In your copy, leave out the pictures and repeat the entries below exactly.

Data entries
↓

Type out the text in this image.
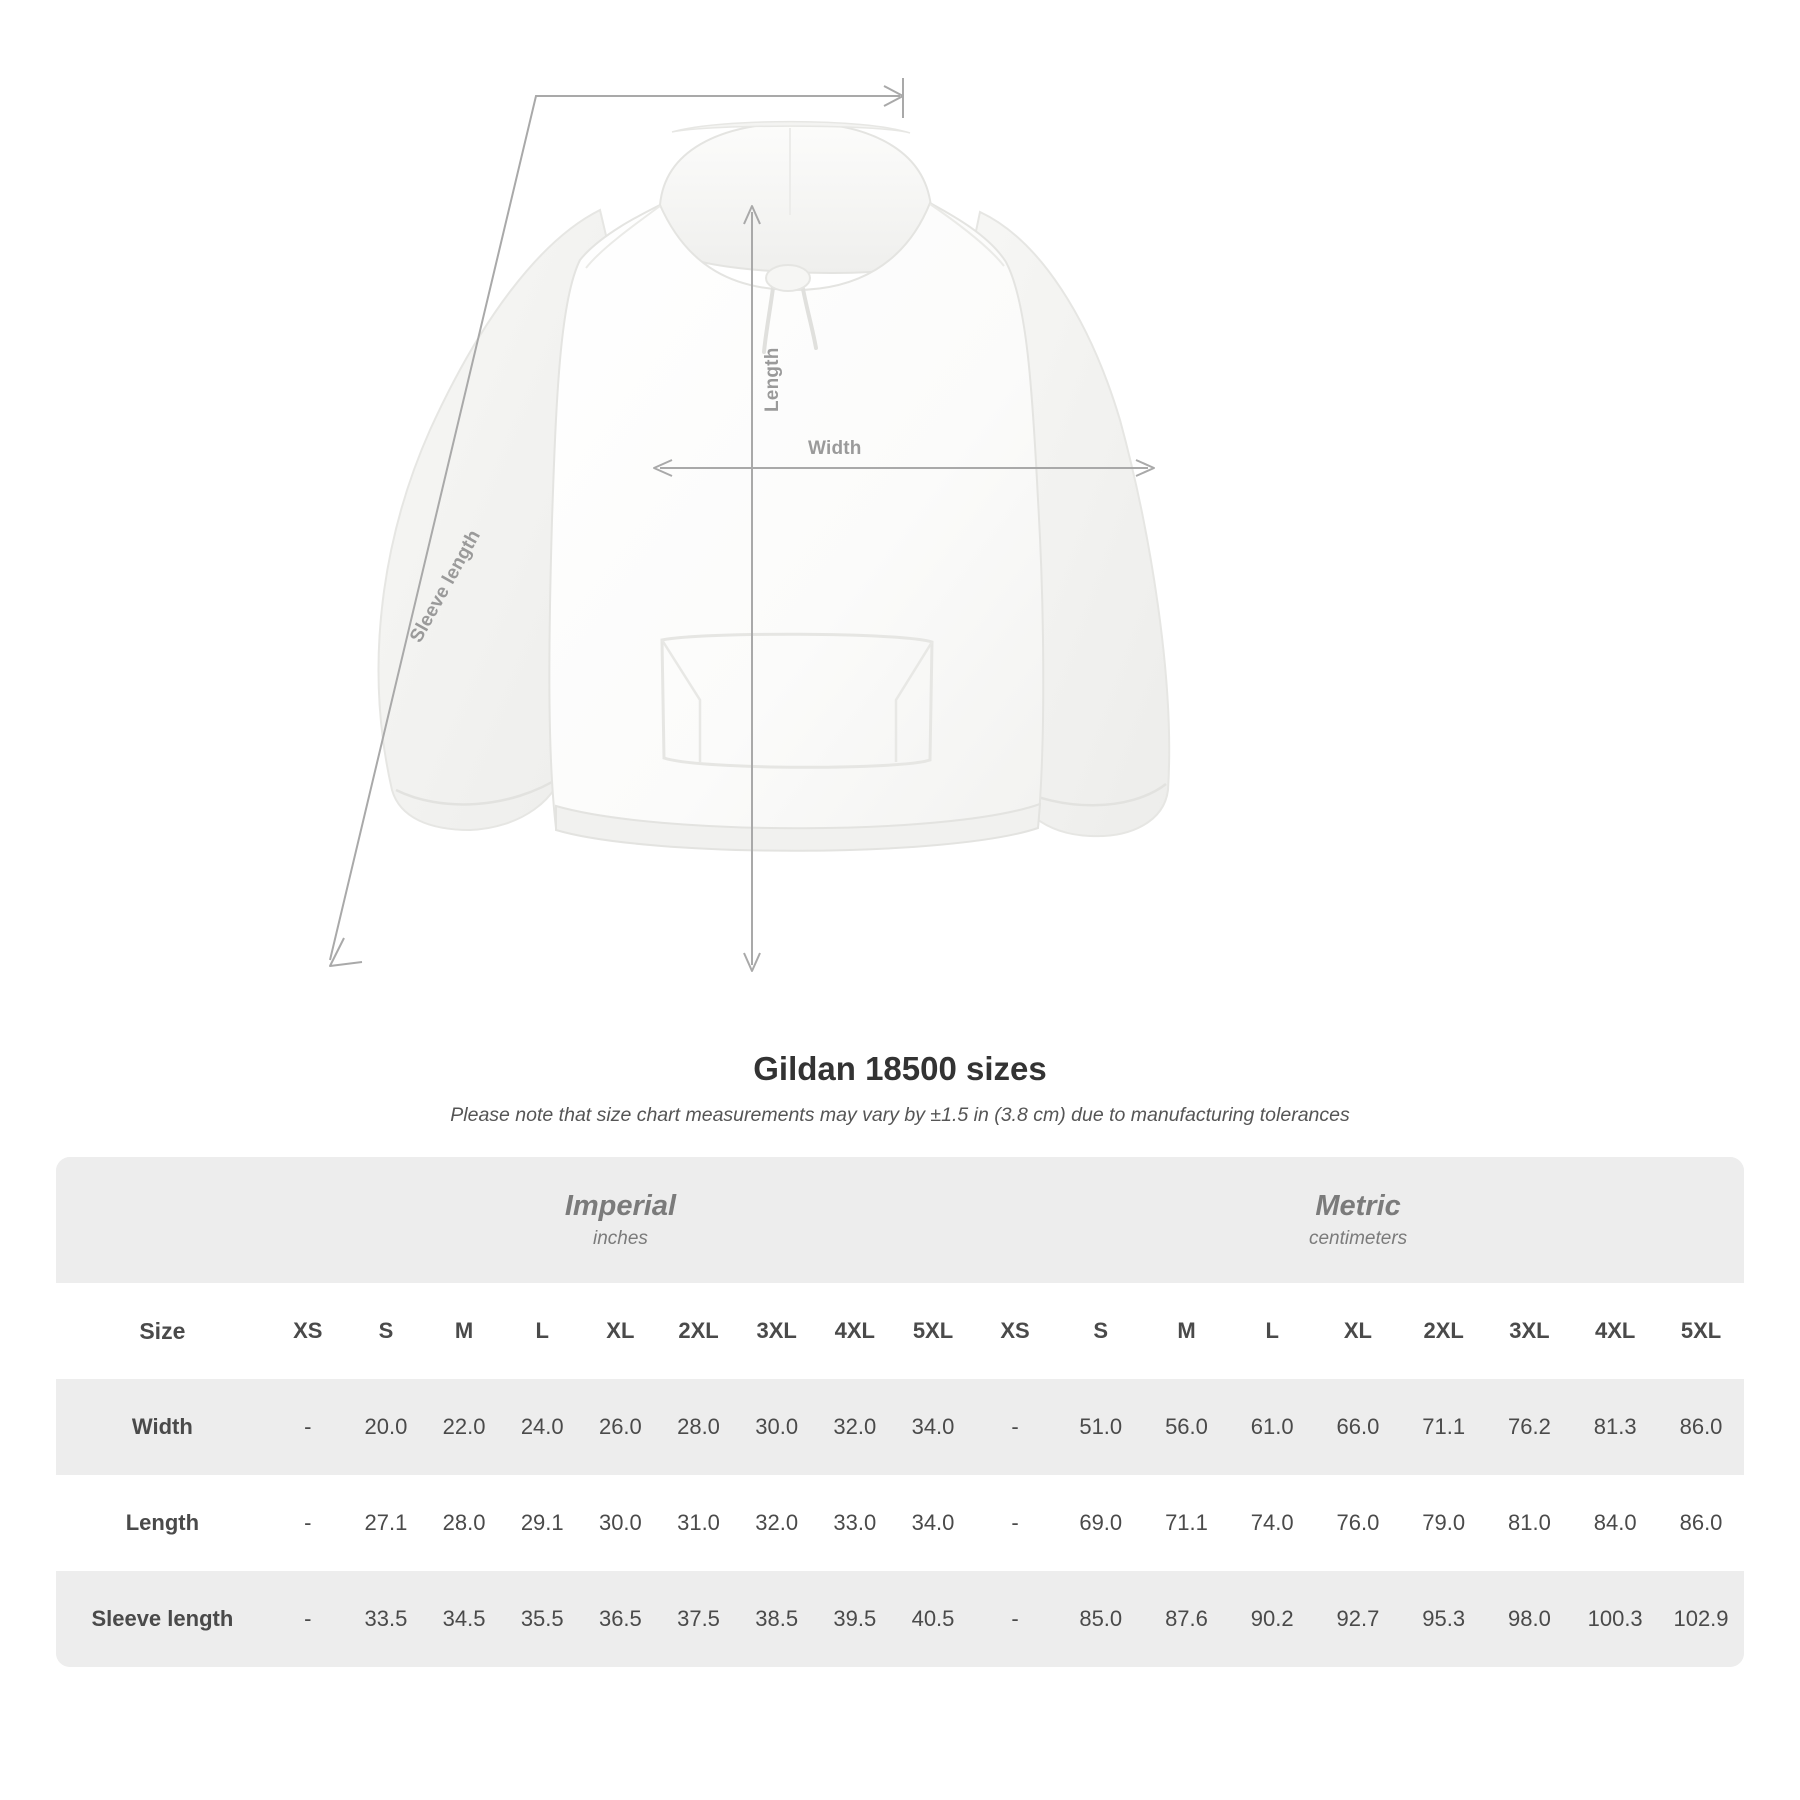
Length
Width
Sleeve length
Gildan 18500 sizes

Please note that size chart measurements may vary by ±1.5 in (3.8 cm) due to manufacturing tolerances

Imperial
inches

Metric
centimeters

Size	XS	S	M	L	XL	2XL	3XL	4XL	5XL	XS	S	M	L	XL	2XL	3XL	4XL	5XL
Width	-	20.0	22.0	24.0	26.0	28.0	30.0	32.0	34.0	-	51.0	56.0	61.0	66.0	71.1	76.2	81.3	86.0
Length	-	27.1	28.0	29.1	30.0	31.0	32.0	33.0	34.0	-	69.0	71.1	74.0	76.0	79.0	81.0	84.0	86.0
Sleeve length	-	33.5	34.5	35.5	36.5	37.5	38.5	39.5	40.5	-	85.0	87.6	90.2	92.7	95.3	98.0	100.3	102.9
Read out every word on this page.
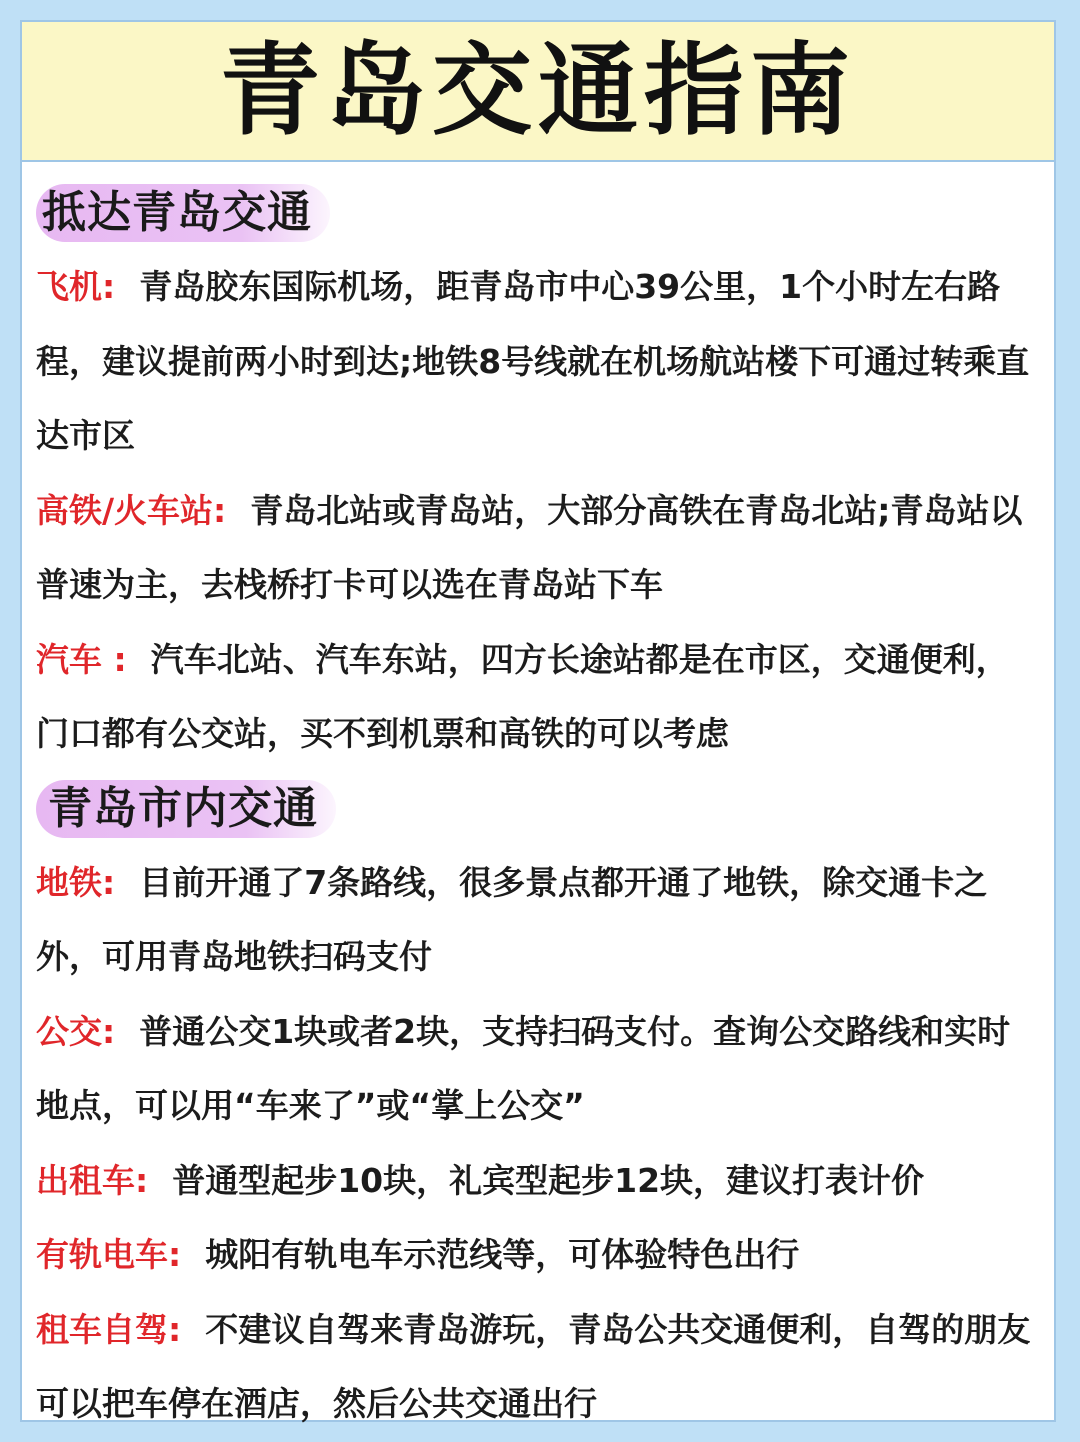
青岛交通指南
抵达青岛交通

飞机: 青岛胶东国际机场，距青岛市中心39公里，1个小时左右路程，建议提前两小时到达;地铁8号线就在机场航站楼下可通过转乘直达市区

高铁/火车站: 青岛北站或青岛站，大部分高铁在青岛北站;青岛站以普速为主，去栈桥打卡可以选在青岛站下车

汽车 : 汽车北站、汽车东站，四方长途站都是在市区，交通便利，门口都有公交站，买不到机票和高铁的可以考虑

青岛市内交通

地铁: 目前开通了7条路线，很多景点都开通了地铁，除交通卡之外，可用青岛地铁扫码支付

公交: 普通公交1块或者2块，支持扫码支付。查询公交路线和实时地点，可以用“车来了”或“掌上公交”

出租车: 普通型起步10块，礼宾型起步12块，建议打表计价

有轨电车: 城阳有轨电车示范线等，可体验特色出行

租车自驾: 不建议自驾来青岛游玩，青岛公共交通便利，自驾的朋友可以把车停在酒店，然后公共交通出行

↑

TASK RESPONSE =>
Type out the text in this image.
Length
Width
Sleeve length
Gildan 18500 sizes

Please note that size chart measurements may vary by ±1.5 in (3.8 cm) due to manufacturing tolerances

Imperial
inches

Metric
centimeters

Size	XS	S	M	L	XL	2XL	3XL	4XL	5XL	XS	S	M	L	XL	2XL	3XL	4XL	5XL
Width	-	20.0	22.0	24.0	26.0	28.0	30.0	32.0	34.0	-	51.0	56.0	61.0	66.0	71.1	76.2	81.3	86.0
Length	-	27.1	28.0	29.1	30.0	31.0	32.0	33.0	34.0	-	69.0	71.1	74.0	76.0	79.0	81.0	84.0	86.0
Sleeve length	-	33.5	34.5	35.5	36.5	37.5	38.5	39.5	40.5	-	85.0	87.6	90.2	92.7	95.3	98.0	100.3	102.9
Read out every word on this page.
青岛交通指南
抵达青岛交通

飞机: 青岛胶东国际机场，距青岛市中心39公里，1个小时左右路程，建议提前两小时到达;地铁8号线就在机场航站楼下可通过转乘直达市区

高铁/火车站: 青岛北站或青岛站，大部分高铁在青岛北站;青岛站以普速为主，去栈桥打卡可以选在青岛站下车

汽车 : 汽车北站、汽车东站，四方长途站都是在市区，交通便利，门口都有公交站，买不到机票和高铁的可以考虑

青岛市内交通

地铁: 目前开通了7条路线，很多景点都开通了地铁，除交通卡之外，可用青岛地铁扫码支付

公交: 普通公交1块或者2块，支持扫码支付。查询公交路线和实时地点，可以用“车来了”或“掌上公交”

出租车: 普通型起步10块，礼宾型起步12块，建议打表计价

有轨电车: 城阳有轨电车示范线等，可体验特色出行

租车自驾: 不建议自驾来青岛游玩，青岛公共交通便利，自驾的朋友可以把车停在酒店，然后公共交通出行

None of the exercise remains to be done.